Prompt: Collect each line of the entries that holds the string "Soil".

[Figure data in JSON]

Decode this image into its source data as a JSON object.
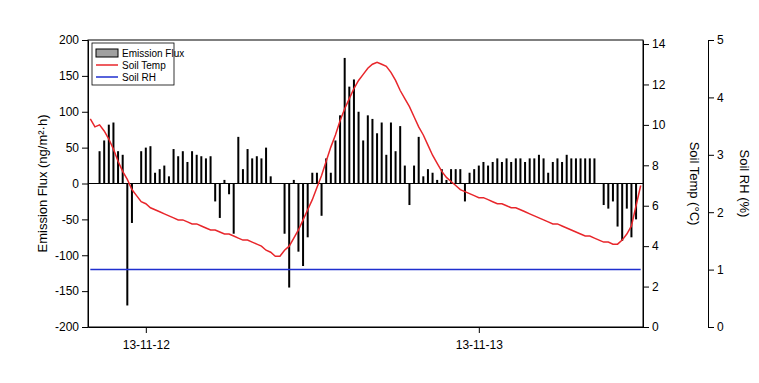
{
  "chart_data": {
    "type": "bar",
    "y_label": "Emission Flux (ng/m²·h)",
    "y2_label": "Soil Temp (°C)",
    "y3_label": "Soil RH (%)",
    "categories": [
      null,
      null,
      null,
      null,
      null,
      null,
      null,
      null,
      null,
      null,
      null,
      null,
      "13-11-12",
      null,
      null,
      null,
      null,
      null,
      null,
      null,
      null,
      null,
      null,
      null,
      null,
      null,
      null,
      null,
      null,
      null,
      null,
      null,
      null,
      null,
      null,
      null,
      null,
      null,
      null,
      null,
      null,
      null,
      null,
      null,
      null,
      null,
      null,
      null,
      null,
      null,
      null,
      null,
      null,
      null,
      null,
      null,
      null,
      null,
      null,
      null,
      null,
      null,
      null,
      null,
      null,
      null,
      null,
      null,
      null,
      null,
      null,
      null,
      null,
      null,
      null,
      null,
      null,
      null,
      null,
      null,
      null,
      null,
      null,
      null,
      "13-11-13",
      null,
      null,
      null,
      null,
      null,
      null,
      null,
      null,
      null,
      null,
      null,
      null,
      null,
      null,
      null,
      null,
      null,
      null,
      null,
      null,
      null,
      null,
      null,
      null,
      null,
      null,
      null,
      null,
      null,
      null,
      null,
      null,
      null,
      null,
      null
    ],
    "ylim": [
      -200,
      200
    ],
    "yticks": [
      -200,
      -150,
      -100,
      -50,
      0,
      50,
      100,
      150,
      200
    ],
    "y2lim": [
      0,
      14.2
    ],
    "y2ticks": [
      0,
      2,
      4,
      6,
      8,
      10,
      12,
      14
    ],
    "y3lim": [
      0,
      5
    ],
    "y3ticks": [
      0,
      1,
      2,
      3,
      4,
      5
    ],
    "legend": "upper left",
    "series": [
      {
        "name": "Emission Flux",
        "type": "bar",
        "color": "#000000",
        "values": [
          null,
          null,
          45,
          60,
          82,
          85,
          45,
          40,
          -170,
          -55,
          null,
          45,
          50,
          52,
          15,
          20,
          25,
          10,
          48,
          38,
          45,
          30,
          45,
          40,
          38,
          35,
          38,
          -25,
          -48,
          5,
          -15,
          -70,
          65,
          20,
          48,
          35,
          38,
          35,
          50,
          10,
          null,
          null,
          -70,
          -145,
          5,
          -95,
          -115,
          -75,
          15,
          15,
          -45,
          35,
          15,
          60,
          95,
          175,
          135,
          145,
          100,
          60,
          95,
          90,
          70,
          85,
          40,
          85,
          45,
          80,
          25,
          -30,
          25,
          65,
          10,
          20,
          15,
          5,
          20,
          5,
          20,
          20,
          20,
          -25,
          15,
          20,
          25,
          30,
          25,
          30,
          35,
          30,
          35,
          30,
          35,
          35,
          30,
          35,
          35,
          40,
          35,
          15,
          30,
          35,
          30,
          40,
          35,
          35,
          35,
          35,
          35,
          35,
          null,
          -30,
          -35,
          -25,
          -60,
          -80,
          -35,
          -75,
          -50,
          null
        ]
      },
      {
        "name": "Soil Temp",
        "type": "line",
        "axis": "y2",
        "color": "#e8262b",
        "values": [
          10.3,
          9.9,
          10.0,
          9.7,
          9.3,
          8.8,
          8.2,
          7.7,
          7.3,
          6.8,
          6.5,
          6.2,
          6.1,
          5.9,
          5.8,
          5.7,
          5.6,
          5.5,
          5.4,
          5.3,
          5.3,
          5.2,
          5.1,
          5.1,
          5.0,
          4.9,
          4.8,
          4.8,
          4.7,
          4.6,
          4.6,
          4.5,
          4.4,
          4.3,
          4.3,
          4.2,
          4.1,
          4.0,
          3.8,
          3.7,
          3.5,
          3.5,
          3.8,
          4.0,
          4.4,
          4.8,
          5.3,
          5.8,
          6.3,
          6.9,
          7.5,
          8.2,
          8.9,
          9.5,
          10.2,
          10.8,
          11.3,
          11.8,
          12.2,
          12.5,
          12.8,
          13.0,
          13.1,
          13.0,
          12.9,
          12.6,
          12.2,
          11.7,
          11.3,
          10.9,
          10.4,
          9.9,
          9.5,
          9.0,
          8.5,
          8.1,
          7.7,
          7.4,
          7.2,
          7.0,
          6.8,
          6.7,
          6.6,
          6.5,
          6.4,
          6.4,
          6.3,
          6.2,
          6.1,
          6.1,
          6.0,
          5.9,
          5.9,
          5.8,
          5.7,
          5.6,
          5.5,
          5.4,
          5.3,
          5.2,
          5.1,
          5.1,
          5.0,
          4.9,
          4.8,
          4.7,
          4.6,
          4.5,
          4.5,
          4.4,
          4.3,
          4.2,
          4.2,
          4.1,
          4.1,
          4.3,
          4.6,
          5.0,
          6.0,
          7.0
        ]
      },
      {
        "name": "Soil RH",
        "type": "line",
        "axis": "y3",
        "color": "#1f2fcf",
        "values": [
          1,
          1,
          1,
          1,
          1,
          1,
          1,
          1,
          1,
          1,
          1,
          1,
          1,
          1,
          1,
          1,
          1,
          1,
          1,
          1,
          1,
          1,
          1,
          1,
          1,
          1,
          1,
          1,
          1,
          1,
          1,
          1,
          1,
          1,
          1,
          1,
          1,
          1,
          1,
          1,
          1,
          1,
          1,
          1,
          1,
          1,
          1,
          1,
          1,
          1,
          1,
          1,
          1,
          1,
          1,
          1,
          1,
          1,
          1,
          1,
          1,
          1,
          1,
          1,
          1,
          1,
          1,
          1,
          1,
          1,
          1,
          1,
          1,
          1,
          1,
          1,
          1,
          1,
          1,
          1,
          1,
          1,
          1,
          1,
          1,
          1,
          1,
          1,
          1,
          1,
          1,
          1,
          1,
          1,
          1,
          1,
          1,
          1,
          1,
          1,
          1,
          1,
          1,
          1,
          1,
          1,
          1,
          1,
          1,
          1,
          1,
          1,
          1,
          1,
          1,
          1,
          1,
          1,
          1,
          1
        ]
      }
    ]
  }
}
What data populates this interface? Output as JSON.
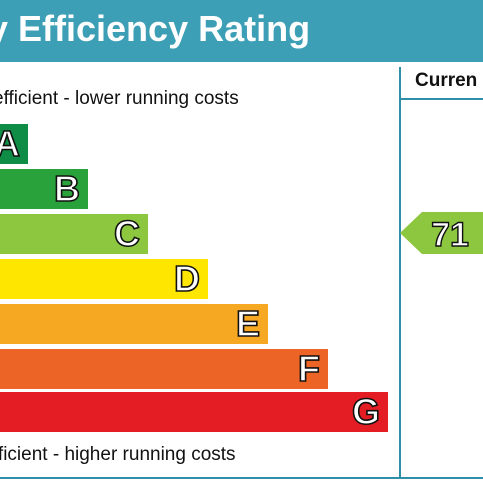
{
  "title": "y Efficiency Rating",
  "column_header": "Curren",
  "top_caption": "efficient - lower running costs",
  "bottom_caption": "fficient - higher running costs",
  "colors": {
    "title_bar": "#3d9fb5",
    "frame": "#2e90a8"
  },
  "chart_data": {
    "type": "bar",
    "categories": [
      "A",
      "B",
      "C",
      "D",
      "E",
      "F",
      "G"
    ],
    "band_colors": [
      "#0f8c46",
      "#2aa23b",
      "#8dc63f",
      "#ffe600",
      "#f6a823",
      "#ec6426",
      "#e31d23"
    ],
    "current": {
      "value": "71",
      "band": "C",
      "color": "#8dc63f"
    }
  }
}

Solution to the exercise:
    "y2_label": "Soil Temp (°C)",
    "y3_label": "Soil RH (%)",
        "name": "Soil Temp",
        "name": "Soil RH",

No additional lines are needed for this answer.